● WHAT IS ASKED: Each line that holds the word "color" counts once; report how many lines do so and nothing else.

● ENTRIES:
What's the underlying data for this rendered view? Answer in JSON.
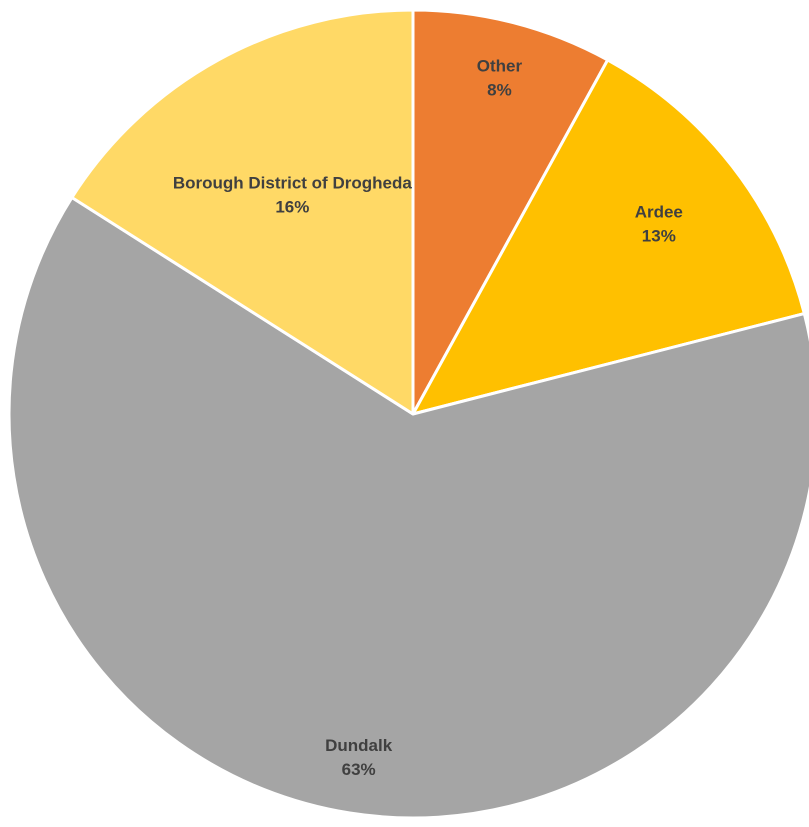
{
  "chart_data": {
    "type": "pie",
    "title": "",
    "start_angle_deg": 0,
    "direction": "clockwise",
    "slices": [
      {
        "label": "Other",
        "value": 8,
        "percent_label": "8%",
        "color": "#ED7D31"
      },
      {
        "label": "Ardee",
        "value": 13,
        "percent_label": "13%",
        "color": "#FFC000"
      },
      {
        "label": "Dundalk",
        "value": 63,
        "percent_label": "63%",
        "color": "#A5A5A5"
      },
      {
        "label": "Borough District of Drogheda",
        "value": 16,
        "percent_label": "16%",
        "color": "#FFD966"
      }
    ],
    "legend": "none",
    "data_labels": "category name and percentage"
  }
}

● THE ANSWER: 4